Objective A
According to the baseball preview, how many home runs per year has Edwin Encarnacion averaged over the last five years?

Here’s one man’s attempt to sort through some of those questions (teams listed in order of predicted finish; asterisk notes wild-card winners):
The Nationals are easy to hate from Philadelphia, what with all of their young, in-their-prime talent, their often unhittable ace atop the rotation and their brash former MVP winner. They almost sound like the 2010 Phillies, right? Except by 2010, the Phillies core had won a World Series and its share of playoff series. I got burned by picking Washington to go to the World Series last year. The Nationals will be better than the uncertain Mets, but even with Max Scherzer and Bryce Harper as the best versions of themselves this season, which I think they’ll be, it’s difficult to be confident this bunch can ever realize it’s full potential as a team.
Really, how exactly can the Cubs top their 2016 season, when they won this division by 17 1/2 games (!!!) and then, you know, did the whole win the World Series for the first time in over a century thing? Here’s how: continue to ride the best core of young hitters in baseball to regular success to stave off a hungry Pittsburgh team destined for perhaps its last run in the Andrew McCutchen-Gerrit Cole era and a pesky St. Louis team that is pretty much the baseball version of Michael Myers. Even with a once-in-a-century hangover, the Cubs are talented enough to do that pretty easily.
Not only have the Dodgers not won a World Series since the October classic that featured this iconic moment in 1988, but they also haven’t appeared in a Series since ’88. They showed some moxie against the Cubs last postseason that should give them the confidence to roll through the West, even with the pitching-rich Giants annoying them regularly. The Rockies will be fun with a rising core of you and exciting talent, both in the rotation and in the lineup, but not fun enough to keep up with the former New York city rivals atop the division.
Those alarm bells you hear in the distance are coming from Boston, which has a baseball team close to rivaling the Cubs with an assemblage of young talent, but who saw their celebration of adding Chris Sale to the rotation come to a quick end when David Price missed the entirety of the Grapefruit League schedule with elbow woes. Yikes. This doesn’t ever end well, does it? The Sox are still talented enough to reach the postseason without Price, but not to topple a Toronto team with a complete lineup and underrated, deep rotation. As for the Yankees, they’ll win more games than they lose yet again, but not enough to contend.
The Indians might have the best and most underrated starting pitching staff in the American League. I actually stole that exact sentence from last year’s preview. The same can be said again minus the underrated part. Plus they upgraded a lineup (that includes dynamic young shortstop Francisco Lindor) by adding Edwin Encarnacion, who has averaged 39 home runs per year in the last five years to go alongside a .912 OPS. Sounds like a decent MVP candidate for a World Series hopeful team.

Recorded information
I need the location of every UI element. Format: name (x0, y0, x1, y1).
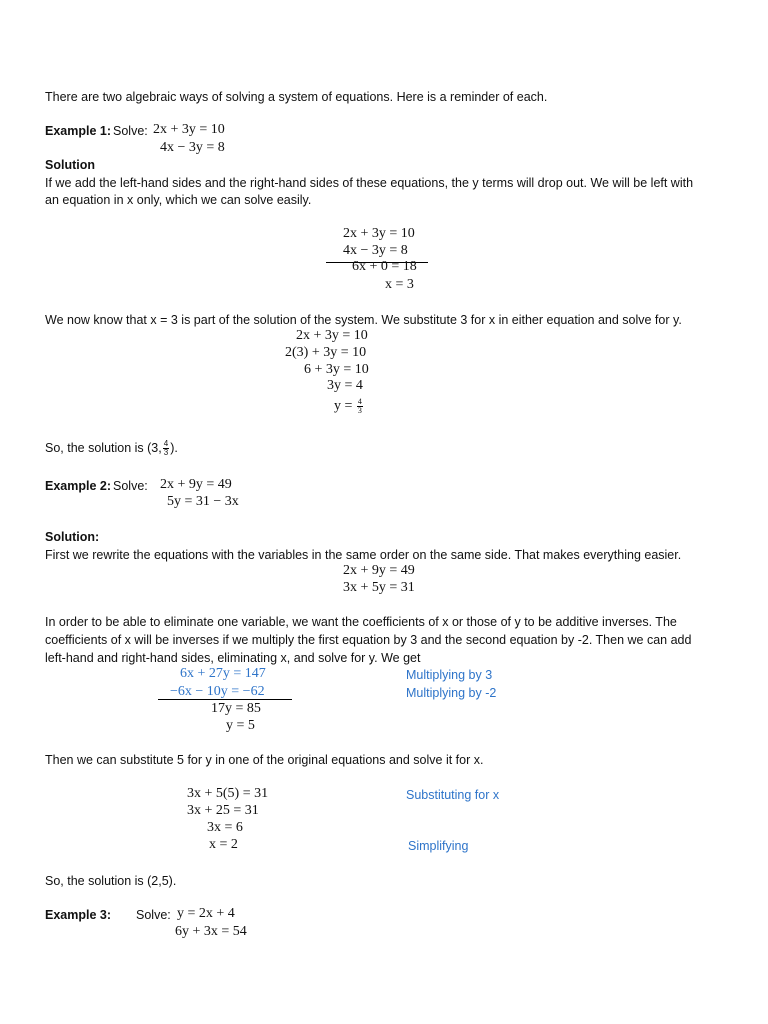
example2-solution-label: Solution: (45, 530, 100, 544)
sub-step-4: x = 2 (209, 837, 238, 852)
example1-solution-label: Solution (45, 158, 95, 172)
example2-eq2: 5y = 31 − 3x (167, 494, 239, 509)
example3-label: Example 3: (45, 908, 112, 922)
example2-conclusion: So, the solution is (2,5). (45, 874, 177, 888)
example1-para-line1: If we add the left-hand sides and the right-hand sides of these equations, the y terms will drop out. We will be left with (45, 176, 694, 190)
mult-eq-2: −6x − 10y = −62 (170, 684, 265, 699)
example2-label: Example 2: (45, 479, 112, 493)
sub-step-1: 3x + 5(5) = 31 (187, 786, 269, 801)
y-fraction: $\frac{4}{3}$ (357, 397, 362, 415)
example2-sub-para: Then we can substitute 5 for y in one of the original equations and solve it for x. (45, 753, 484, 767)
elim-eq-a: 2x + 3y = 10 (343, 226, 415, 241)
elim-result: x = 3 (385, 277, 414, 292)
example2-para-line3: left-hand and right-hand sides, eliminating x, and solve for y. We get (45, 651, 421, 665)
example2-eq1: 2x + 9y = 49 (160, 477, 232, 492)
elim-eq-b: 4x − 3y = 8 (343, 243, 408, 258)
example3-eq2: 6y + 3x = 54 (175, 924, 247, 939)
example2-rewrite-para: First we rewrite the equations with the variables in the same order on the same side. That makes everything easier. (45, 548, 682, 562)
example1-para-line2: an equation in x only, which we can solve easily. (45, 193, 312, 207)
example1-label: Example 1: (45, 124, 112, 138)
sub-step-3: 3x = 6 (207, 820, 243, 835)
example1-step-5: y = $\frac{4}{3}$ (334, 397, 362, 415)
note-substituting: Substituting for x (406, 788, 500, 802)
example2-solve: Solve: (113, 479, 148, 493)
example1-eq2: 4x − 3y = 8 (160, 140, 225, 155)
sub-step-2: 3x + 25 = 31 (187, 803, 259, 818)
note-multiplying-by-3: Multiplying by 3 (406, 668, 493, 682)
elim-sum: 6x + 0 = 18 (352, 259, 417, 274)
solution-fraction: $\frac{4}{3}$ (163, 439, 169, 458)
example1-sub-para: We now know that x = 3 is part of the solution of the system. We substitute 3 for x in either equation and solve for y. (45, 313, 682, 327)
note-simplifying: Simplifying (408, 839, 469, 853)
intro-text: There are two algebraic ways of solving a system of equations. Here is a reminder of each. (45, 90, 548, 104)
mult-eq-1: 6x + 27y = 147 (180, 666, 266, 681)
example1-step-3: 6 + 3y = 10 (304, 362, 369, 377)
example1-step-1: 2x + 3y = 10 (296, 328, 368, 343)
note-multiplying-by-neg2: Multiplying by -2 (406, 686, 497, 700)
example3-eq1: y = 2x + 4 (177, 906, 235, 921)
example2-rewritten-1: 2x + 9y = 49 (343, 563, 415, 578)
example2-sum: 17y = 85 (211, 701, 261, 716)
example2-para-line1: In order to be able to eliminate one variable, we want the coefficients of x or those of y to be additive inverses. The (45, 615, 677, 629)
example3-solve: Solve: (136, 908, 171, 922)
example1-step-4: 3y = 4 (327, 378, 363, 393)
example2-para-line2: coefficients of x will be inverses if we multiply the first equation by 3 and the second equation by -2. Then we can add (45, 633, 692, 647)
example1-step-2: 2(3) + 3y = 10 (285, 345, 367, 360)
example2-rewritten-2: 3x + 5y = 31 (343, 580, 415, 595)
example1-conclusion: So, the solution is (3, $\frac{4}{3}$ ). (45, 439, 178, 458)
example2-result: y = 5 (226, 718, 255, 733)
example1-solve: Solve: (113, 124, 148, 138)
mult-rule (158, 699, 292, 700)
example1-eq1: 2x + 3y = 10 (153, 122, 225, 137)
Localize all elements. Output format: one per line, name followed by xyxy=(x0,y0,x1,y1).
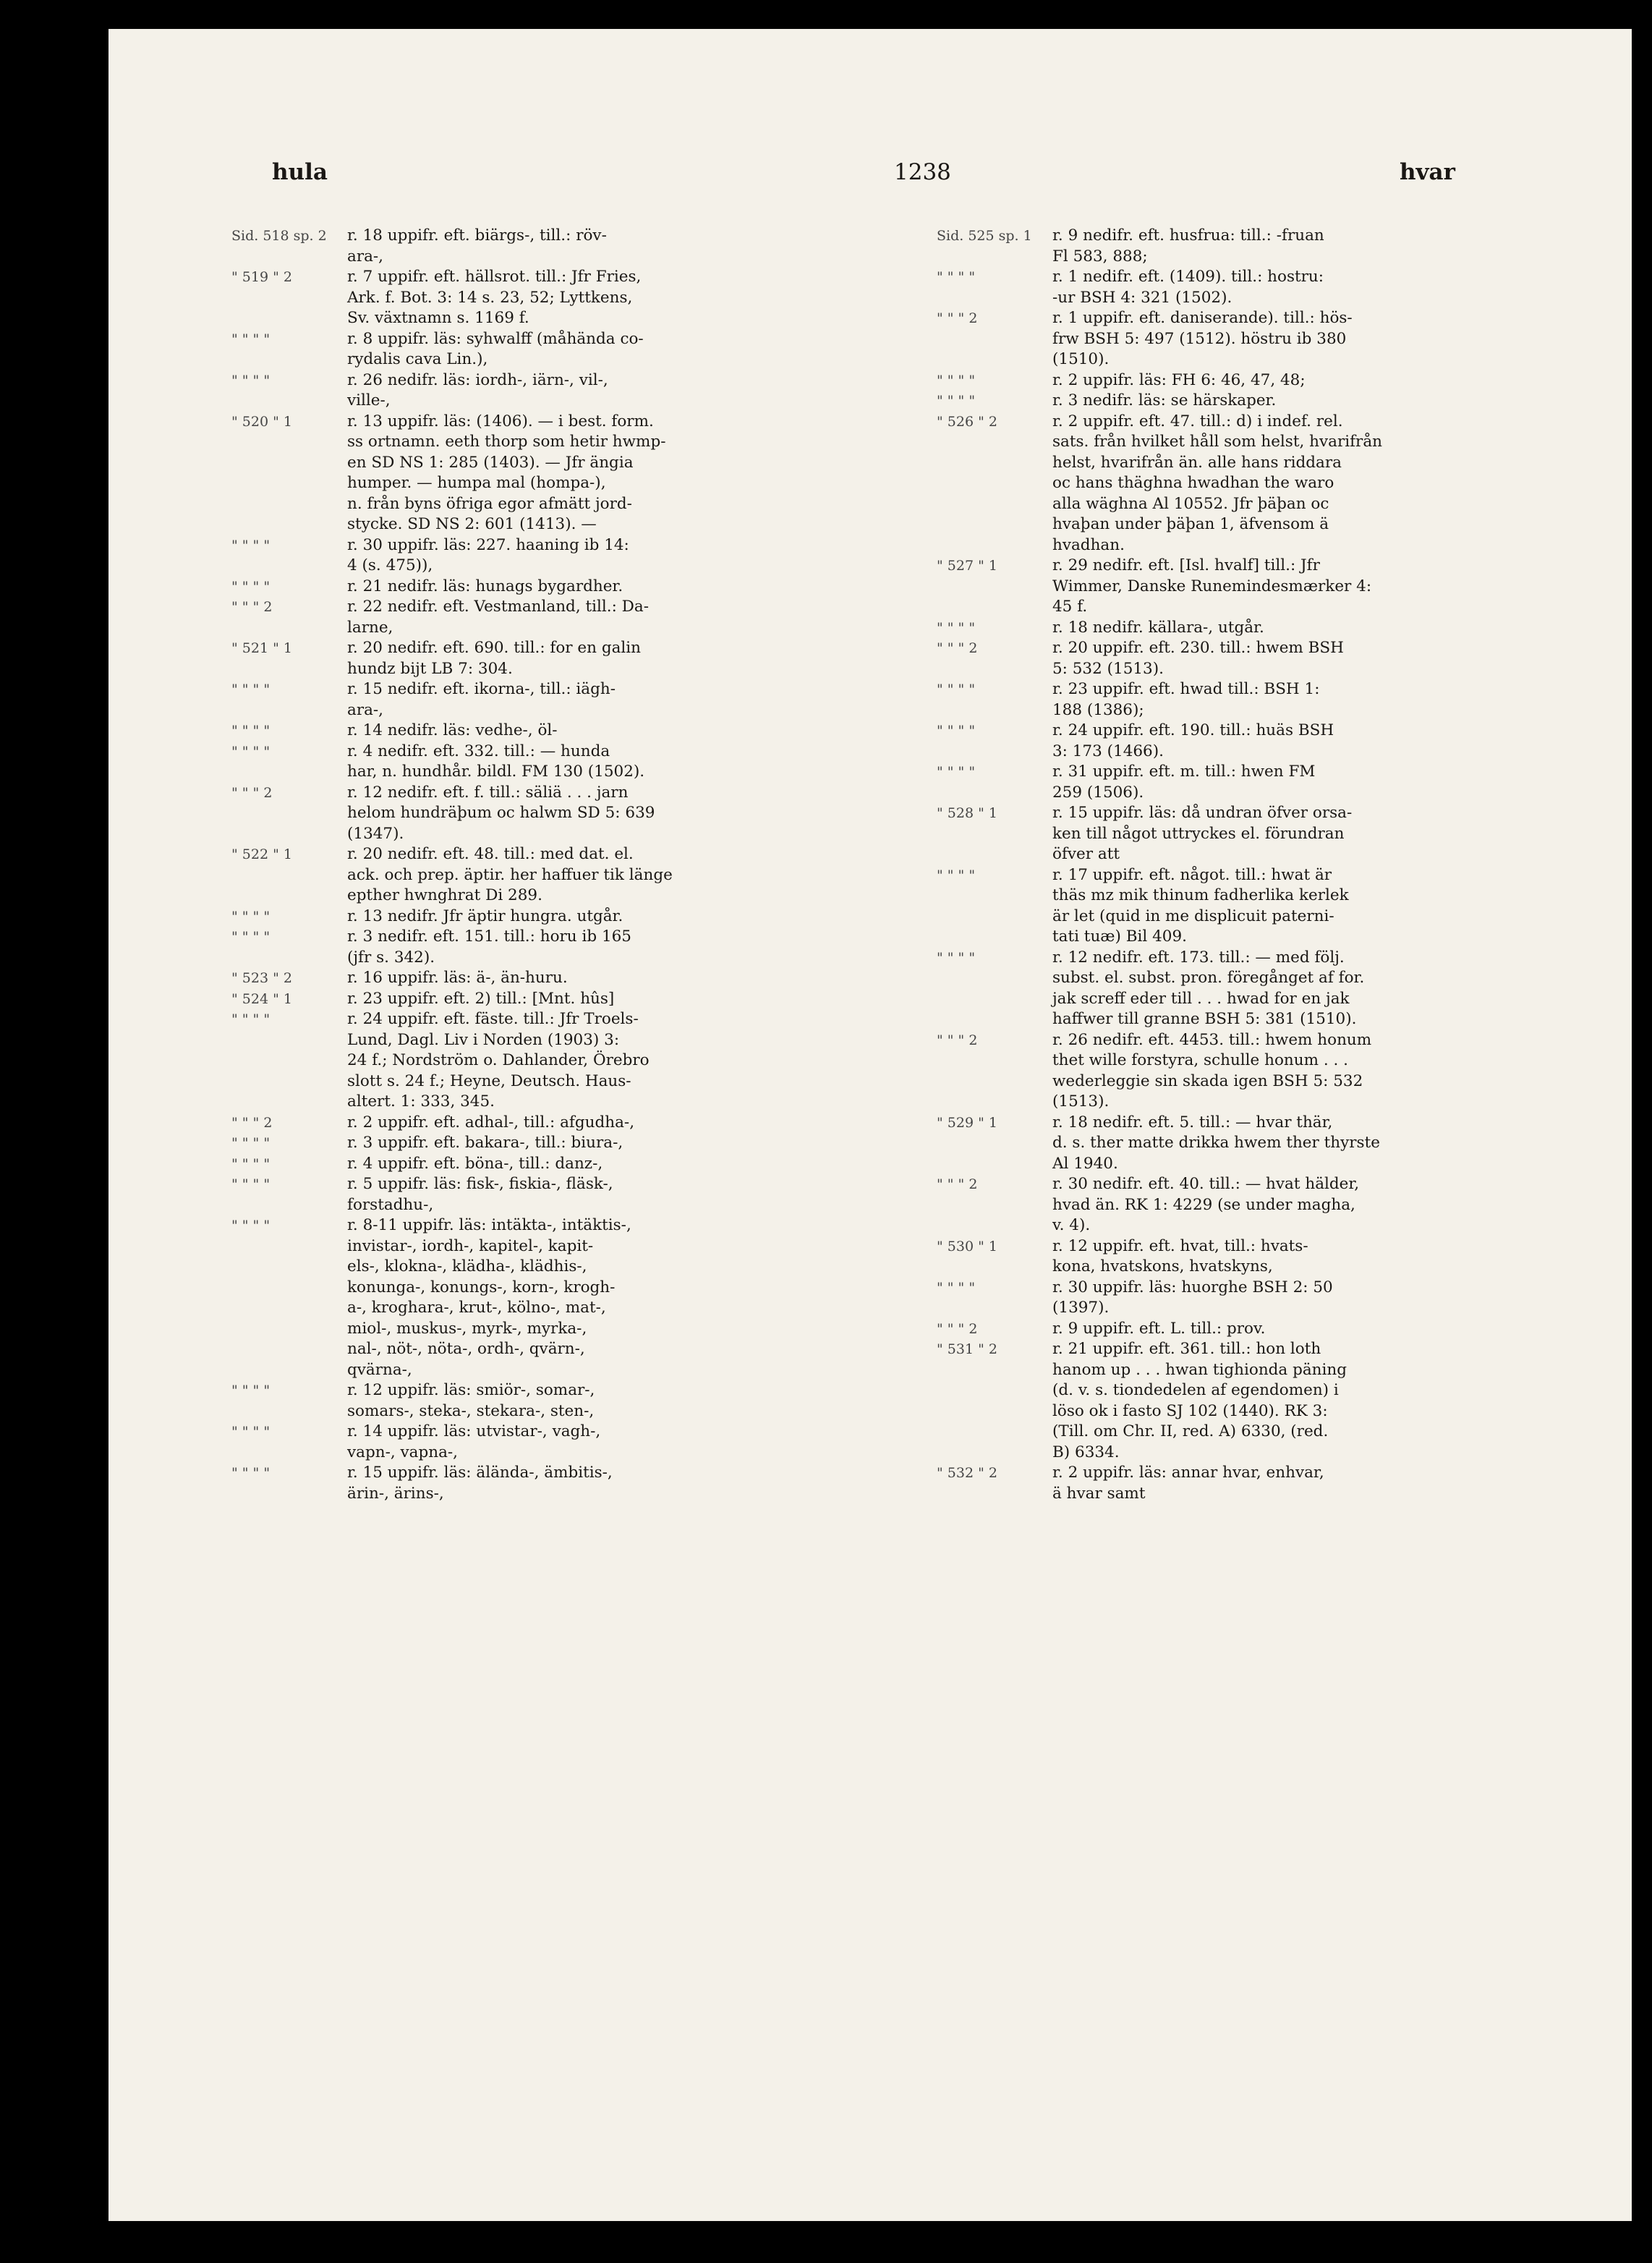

Objective B
Give only the lines of the entries from the line with "example2-solution-label: Solution: (45, 530, 100, 544)" through the line with "example2-sub-para: Then we", with "original" changed to "given" and nothing else altered.

Answer A
39 home runs per year

Answer B
example2-solution-label: Solution: (45, 530, 100, 544)
sub-step-4: x = 2 (209, 837, 238, 852)
example1-solution-label: Solution (45, 158, 95, 172)
example2-eq2: 5y = 31 − 3x (167, 494, 239, 509)
example3-label: Example 3: (45, 908, 112, 922)
example2-conclusion: So, the solution is (2,5). (45, 874, 177, 888)
example1-para-line1: If we add the left-hand sides and the right-hand sides of these equations, the y terms will drop out. We will be left with (45, 176, 694, 190)
mult-eq-2: −6x − 10y = −62 (170, 684, 265, 699)
example2-label: Example 2: (45, 479, 112, 493)
sub-step-1: 3x + 5(5) = 31 (187, 786, 269, 801)
y-fraction: $\frac{4}{3}$ (357, 397, 362, 415)
example2-sub-para: Then we can substitute 5 for y in one of the given equations and solve it for x. (45, 753, 484, 767)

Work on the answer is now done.